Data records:
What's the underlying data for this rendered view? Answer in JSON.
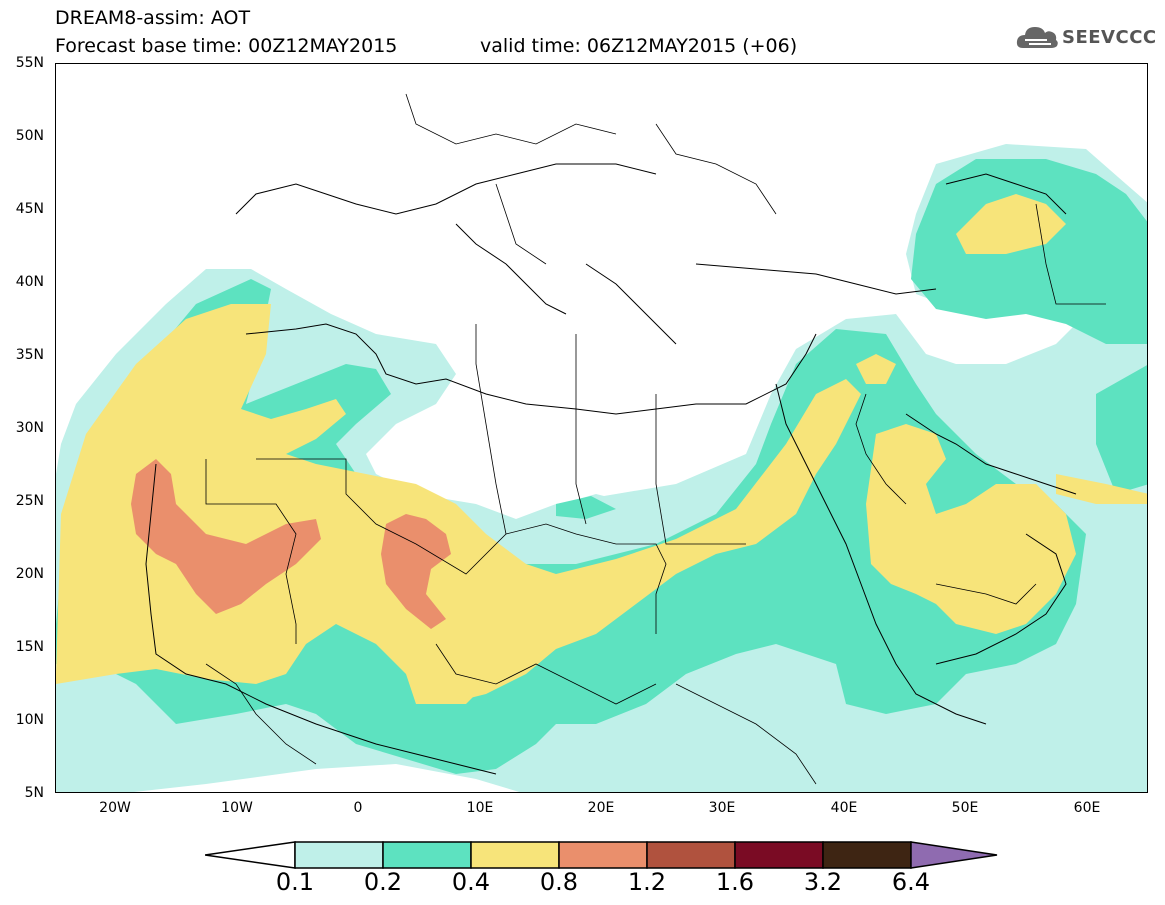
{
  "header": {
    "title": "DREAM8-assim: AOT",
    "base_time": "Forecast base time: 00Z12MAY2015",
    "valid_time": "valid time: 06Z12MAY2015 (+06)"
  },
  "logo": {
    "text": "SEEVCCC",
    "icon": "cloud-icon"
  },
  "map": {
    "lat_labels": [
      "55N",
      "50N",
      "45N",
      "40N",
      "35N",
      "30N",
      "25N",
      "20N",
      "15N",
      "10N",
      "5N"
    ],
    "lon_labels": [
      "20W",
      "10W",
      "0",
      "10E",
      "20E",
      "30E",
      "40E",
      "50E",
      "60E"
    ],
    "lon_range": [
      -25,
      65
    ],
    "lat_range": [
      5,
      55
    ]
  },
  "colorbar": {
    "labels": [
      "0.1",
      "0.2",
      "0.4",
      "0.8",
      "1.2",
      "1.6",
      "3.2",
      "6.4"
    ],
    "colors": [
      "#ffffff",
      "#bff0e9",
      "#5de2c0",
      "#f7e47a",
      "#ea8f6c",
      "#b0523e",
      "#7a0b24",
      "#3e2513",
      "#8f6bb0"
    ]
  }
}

==

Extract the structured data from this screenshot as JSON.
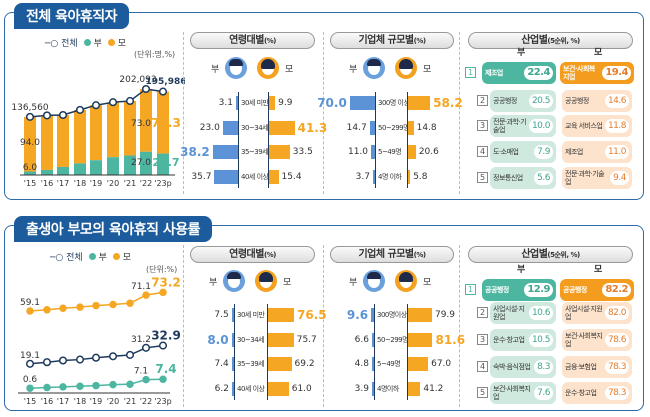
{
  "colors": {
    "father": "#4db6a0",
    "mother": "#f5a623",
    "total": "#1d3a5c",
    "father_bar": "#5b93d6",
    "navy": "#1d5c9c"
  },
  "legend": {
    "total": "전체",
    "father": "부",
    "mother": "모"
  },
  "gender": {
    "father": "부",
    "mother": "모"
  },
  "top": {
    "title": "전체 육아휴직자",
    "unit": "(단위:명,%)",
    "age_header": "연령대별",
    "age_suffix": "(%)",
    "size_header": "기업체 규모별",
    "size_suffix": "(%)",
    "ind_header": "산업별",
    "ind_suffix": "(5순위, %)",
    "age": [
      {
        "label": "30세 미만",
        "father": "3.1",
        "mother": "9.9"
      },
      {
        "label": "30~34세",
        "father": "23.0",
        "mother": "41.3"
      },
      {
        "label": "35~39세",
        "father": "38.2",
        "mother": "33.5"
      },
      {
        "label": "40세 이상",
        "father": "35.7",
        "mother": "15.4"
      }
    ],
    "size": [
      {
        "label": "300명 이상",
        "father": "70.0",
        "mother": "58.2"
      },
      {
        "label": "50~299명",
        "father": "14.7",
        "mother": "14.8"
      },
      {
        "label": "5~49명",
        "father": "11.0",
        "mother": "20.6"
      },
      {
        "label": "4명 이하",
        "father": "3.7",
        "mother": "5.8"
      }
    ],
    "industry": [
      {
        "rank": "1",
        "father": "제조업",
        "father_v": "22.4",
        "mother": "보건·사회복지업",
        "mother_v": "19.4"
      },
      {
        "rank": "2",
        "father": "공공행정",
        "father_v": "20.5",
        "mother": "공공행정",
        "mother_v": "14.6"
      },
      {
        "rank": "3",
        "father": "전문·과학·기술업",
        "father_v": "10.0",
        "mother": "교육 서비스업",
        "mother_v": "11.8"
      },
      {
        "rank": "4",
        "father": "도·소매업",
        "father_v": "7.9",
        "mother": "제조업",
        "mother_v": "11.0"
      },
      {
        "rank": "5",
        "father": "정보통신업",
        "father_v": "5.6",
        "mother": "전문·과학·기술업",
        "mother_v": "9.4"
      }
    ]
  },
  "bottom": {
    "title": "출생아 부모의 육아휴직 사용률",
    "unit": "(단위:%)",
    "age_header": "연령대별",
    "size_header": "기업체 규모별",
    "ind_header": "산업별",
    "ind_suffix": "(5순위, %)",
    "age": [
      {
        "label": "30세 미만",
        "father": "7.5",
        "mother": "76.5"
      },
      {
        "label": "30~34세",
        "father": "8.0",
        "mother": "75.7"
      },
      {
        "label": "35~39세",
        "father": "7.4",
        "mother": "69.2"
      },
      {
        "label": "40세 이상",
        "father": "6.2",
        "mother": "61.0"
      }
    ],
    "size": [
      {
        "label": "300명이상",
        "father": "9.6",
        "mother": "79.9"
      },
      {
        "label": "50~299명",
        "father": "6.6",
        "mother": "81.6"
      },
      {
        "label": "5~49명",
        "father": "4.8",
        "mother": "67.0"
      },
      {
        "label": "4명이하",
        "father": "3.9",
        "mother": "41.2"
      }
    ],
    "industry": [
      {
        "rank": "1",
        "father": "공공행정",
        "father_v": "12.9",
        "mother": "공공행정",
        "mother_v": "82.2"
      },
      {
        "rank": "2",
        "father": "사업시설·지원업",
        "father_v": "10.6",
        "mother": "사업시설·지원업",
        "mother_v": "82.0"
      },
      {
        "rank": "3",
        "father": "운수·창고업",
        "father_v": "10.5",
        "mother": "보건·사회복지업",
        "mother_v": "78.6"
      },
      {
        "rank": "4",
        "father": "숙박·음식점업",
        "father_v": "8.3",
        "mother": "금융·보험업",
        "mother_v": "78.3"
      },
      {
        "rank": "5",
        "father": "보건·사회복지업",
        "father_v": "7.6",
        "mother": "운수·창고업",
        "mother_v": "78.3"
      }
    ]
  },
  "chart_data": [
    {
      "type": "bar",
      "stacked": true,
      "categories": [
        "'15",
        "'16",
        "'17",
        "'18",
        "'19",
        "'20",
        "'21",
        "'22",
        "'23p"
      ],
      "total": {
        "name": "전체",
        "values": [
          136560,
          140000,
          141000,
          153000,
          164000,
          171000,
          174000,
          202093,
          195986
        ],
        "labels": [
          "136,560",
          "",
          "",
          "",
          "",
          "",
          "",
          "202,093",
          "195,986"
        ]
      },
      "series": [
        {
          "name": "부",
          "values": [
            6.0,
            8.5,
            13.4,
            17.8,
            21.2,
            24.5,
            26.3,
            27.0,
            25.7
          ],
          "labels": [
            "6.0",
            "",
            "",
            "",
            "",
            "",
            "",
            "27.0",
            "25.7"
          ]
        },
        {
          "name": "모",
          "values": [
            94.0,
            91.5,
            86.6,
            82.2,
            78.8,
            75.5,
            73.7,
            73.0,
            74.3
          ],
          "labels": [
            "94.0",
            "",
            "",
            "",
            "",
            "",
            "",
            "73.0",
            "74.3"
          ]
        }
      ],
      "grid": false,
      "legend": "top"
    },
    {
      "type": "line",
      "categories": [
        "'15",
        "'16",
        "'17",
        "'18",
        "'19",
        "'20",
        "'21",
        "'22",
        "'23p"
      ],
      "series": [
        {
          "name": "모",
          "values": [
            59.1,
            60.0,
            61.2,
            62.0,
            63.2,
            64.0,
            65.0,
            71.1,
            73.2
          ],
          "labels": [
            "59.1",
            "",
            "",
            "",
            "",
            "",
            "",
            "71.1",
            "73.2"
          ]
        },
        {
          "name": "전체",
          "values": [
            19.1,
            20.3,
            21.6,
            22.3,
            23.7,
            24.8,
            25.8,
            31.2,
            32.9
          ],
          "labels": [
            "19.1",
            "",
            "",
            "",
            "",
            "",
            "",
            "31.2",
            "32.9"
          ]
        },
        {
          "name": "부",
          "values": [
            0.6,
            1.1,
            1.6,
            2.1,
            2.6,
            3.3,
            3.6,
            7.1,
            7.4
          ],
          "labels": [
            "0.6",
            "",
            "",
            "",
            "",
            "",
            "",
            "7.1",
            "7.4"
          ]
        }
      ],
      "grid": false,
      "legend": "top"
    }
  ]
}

* * *

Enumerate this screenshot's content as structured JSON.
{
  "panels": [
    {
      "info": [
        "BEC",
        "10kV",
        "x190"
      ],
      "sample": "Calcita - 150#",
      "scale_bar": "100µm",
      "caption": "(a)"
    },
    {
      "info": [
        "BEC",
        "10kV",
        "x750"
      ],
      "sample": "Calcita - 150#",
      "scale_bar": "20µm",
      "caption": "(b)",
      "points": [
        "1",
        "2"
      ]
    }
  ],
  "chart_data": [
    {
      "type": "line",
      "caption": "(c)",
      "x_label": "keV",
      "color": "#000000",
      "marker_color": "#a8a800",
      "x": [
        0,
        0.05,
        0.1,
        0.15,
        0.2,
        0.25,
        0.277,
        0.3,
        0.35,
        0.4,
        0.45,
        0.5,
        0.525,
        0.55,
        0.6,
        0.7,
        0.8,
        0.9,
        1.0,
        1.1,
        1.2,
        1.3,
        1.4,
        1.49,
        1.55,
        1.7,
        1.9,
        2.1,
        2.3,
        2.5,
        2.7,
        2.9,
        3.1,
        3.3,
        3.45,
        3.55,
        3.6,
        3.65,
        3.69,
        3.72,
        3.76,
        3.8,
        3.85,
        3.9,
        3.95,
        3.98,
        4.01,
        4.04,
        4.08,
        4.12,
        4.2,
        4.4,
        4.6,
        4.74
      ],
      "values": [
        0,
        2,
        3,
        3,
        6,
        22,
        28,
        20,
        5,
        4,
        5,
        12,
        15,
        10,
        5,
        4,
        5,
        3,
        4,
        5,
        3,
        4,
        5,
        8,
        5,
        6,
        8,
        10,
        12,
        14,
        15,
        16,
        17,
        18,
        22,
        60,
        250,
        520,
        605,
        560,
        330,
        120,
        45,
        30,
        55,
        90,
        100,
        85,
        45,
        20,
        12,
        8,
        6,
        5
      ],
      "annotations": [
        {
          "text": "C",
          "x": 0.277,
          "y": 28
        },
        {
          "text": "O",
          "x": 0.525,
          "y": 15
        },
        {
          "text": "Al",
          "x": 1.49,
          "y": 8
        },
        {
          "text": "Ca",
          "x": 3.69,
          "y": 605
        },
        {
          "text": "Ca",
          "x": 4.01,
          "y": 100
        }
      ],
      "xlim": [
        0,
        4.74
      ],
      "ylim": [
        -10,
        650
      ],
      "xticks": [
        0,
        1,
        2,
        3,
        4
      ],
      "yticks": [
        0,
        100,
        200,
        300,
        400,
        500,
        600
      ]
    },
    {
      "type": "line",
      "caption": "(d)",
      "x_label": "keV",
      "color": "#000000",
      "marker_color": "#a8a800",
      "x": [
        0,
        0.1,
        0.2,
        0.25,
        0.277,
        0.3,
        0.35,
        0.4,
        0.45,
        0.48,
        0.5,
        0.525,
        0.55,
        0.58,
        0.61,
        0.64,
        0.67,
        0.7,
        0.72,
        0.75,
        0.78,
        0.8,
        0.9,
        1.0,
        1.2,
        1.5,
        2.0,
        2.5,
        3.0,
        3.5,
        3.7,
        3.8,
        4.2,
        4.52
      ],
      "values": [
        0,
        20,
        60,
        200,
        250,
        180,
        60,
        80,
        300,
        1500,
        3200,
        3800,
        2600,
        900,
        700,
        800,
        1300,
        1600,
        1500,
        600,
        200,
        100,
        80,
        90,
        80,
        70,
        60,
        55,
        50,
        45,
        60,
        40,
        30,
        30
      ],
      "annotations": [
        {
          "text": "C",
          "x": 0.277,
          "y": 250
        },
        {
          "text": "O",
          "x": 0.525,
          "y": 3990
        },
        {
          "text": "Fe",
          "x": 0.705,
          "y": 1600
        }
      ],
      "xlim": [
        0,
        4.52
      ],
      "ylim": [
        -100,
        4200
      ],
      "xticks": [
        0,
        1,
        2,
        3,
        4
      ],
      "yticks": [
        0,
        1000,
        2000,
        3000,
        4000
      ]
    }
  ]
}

=== Task ===
Find every line with the word "title" and state how many there are, with no other words.

=== Solution to this exercise ===
3